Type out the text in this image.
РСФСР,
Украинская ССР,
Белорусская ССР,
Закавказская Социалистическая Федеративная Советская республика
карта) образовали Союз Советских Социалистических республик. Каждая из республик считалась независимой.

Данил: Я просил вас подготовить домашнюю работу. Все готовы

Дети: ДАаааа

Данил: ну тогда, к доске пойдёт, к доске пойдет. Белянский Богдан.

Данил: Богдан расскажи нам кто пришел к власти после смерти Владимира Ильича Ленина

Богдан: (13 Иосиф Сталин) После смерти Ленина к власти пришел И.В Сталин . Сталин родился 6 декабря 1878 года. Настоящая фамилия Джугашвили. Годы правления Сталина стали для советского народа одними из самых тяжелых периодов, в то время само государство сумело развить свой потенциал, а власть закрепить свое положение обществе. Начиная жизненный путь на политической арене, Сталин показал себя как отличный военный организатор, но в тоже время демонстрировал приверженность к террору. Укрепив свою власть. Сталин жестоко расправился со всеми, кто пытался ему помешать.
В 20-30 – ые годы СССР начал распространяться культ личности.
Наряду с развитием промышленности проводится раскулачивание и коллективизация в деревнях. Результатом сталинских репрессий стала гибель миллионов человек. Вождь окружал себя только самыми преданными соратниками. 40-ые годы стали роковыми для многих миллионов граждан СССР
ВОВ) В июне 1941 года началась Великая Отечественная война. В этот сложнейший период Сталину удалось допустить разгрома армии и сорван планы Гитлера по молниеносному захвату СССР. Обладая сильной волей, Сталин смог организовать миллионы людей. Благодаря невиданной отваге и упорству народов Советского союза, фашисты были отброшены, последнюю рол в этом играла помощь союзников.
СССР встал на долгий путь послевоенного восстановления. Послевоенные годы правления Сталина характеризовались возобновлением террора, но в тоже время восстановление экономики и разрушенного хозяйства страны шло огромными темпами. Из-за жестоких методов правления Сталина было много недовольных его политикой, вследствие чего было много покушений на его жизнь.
________
### [GOAL]
Give all of the entries again, word for word.

### [THE COMPLETED TASK]
Type out the text in this image.
РСФСР,
Украинская ССР,
Белорусская ССР,
Закавказская Социалистическая Федеративная Советская республика
карта) образовали Союз Советских Социалистических республик. Каждая из республик считалась независимой.

Данил: Я просил вас подготовить домашнюю работу. Все готовы

Дети: ДАаааа

Данил: ну тогда, к доске пойдёт, к доске пойдет. Белянский Богдан.

Данил: Богдан расскажи нам кто пришел к власти после смерти Владимира Ильича Ленина

Богдан: (13 Иосиф Сталин) После смерти Ленина к власти пришел И.В Сталин . Сталин родился 6 декабря 1878 года. Настоящая фамилия Джугашвили. Годы правления Сталина стали для советского народа одними из самых тяжелых периодов, в то время само государство сумело развить свой потенциал, а власть закрепить свое положение обществе. Начиная жизненный путь на политической арене, Сталин показал себя как отличный военный организатор, но в тоже время демонстрировал приверженность к террору. Укрепив свою власть. Сталин жестоко расправился со всеми, кто пытался ему помешать.
В 20-30 – ые годы СССР начал распространяться культ личности.
Наряду с развитием промышленности проводится раскулачивание и коллективизация в деревнях. Результатом сталинских репрессий стала гибель миллионов человек. Вождь окружал себя только самыми преданными соратниками. 40-ые годы стали роковыми для многих миллионов граждан СССР
ВОВ) В июне 1941 года началась Великая Отечественная война. В этот сложнейший период Сталину удалось допустить разгрома армии и сорван планы Гитлера по молниеносному захвату СССР. Обладая сильной волей, Сталин смог организовать миллионы людей. Благодаря невиданной отваге и упорству народов Советского союза, фашисты были отброшены, последнюю рол в этом играла помощь союзников.
СССР встал на долгий путь послевоенного восстановления. Послевоенные годы правления Сталина характеризовались возобновлением террора, но в тоже время восстановление экономики и разрушенного хозяйства страны шло огромными темпами. Из-за жестоких методов правления Сталина было много недовольных его политикой, вследствие чего было много покушений на его жизнь.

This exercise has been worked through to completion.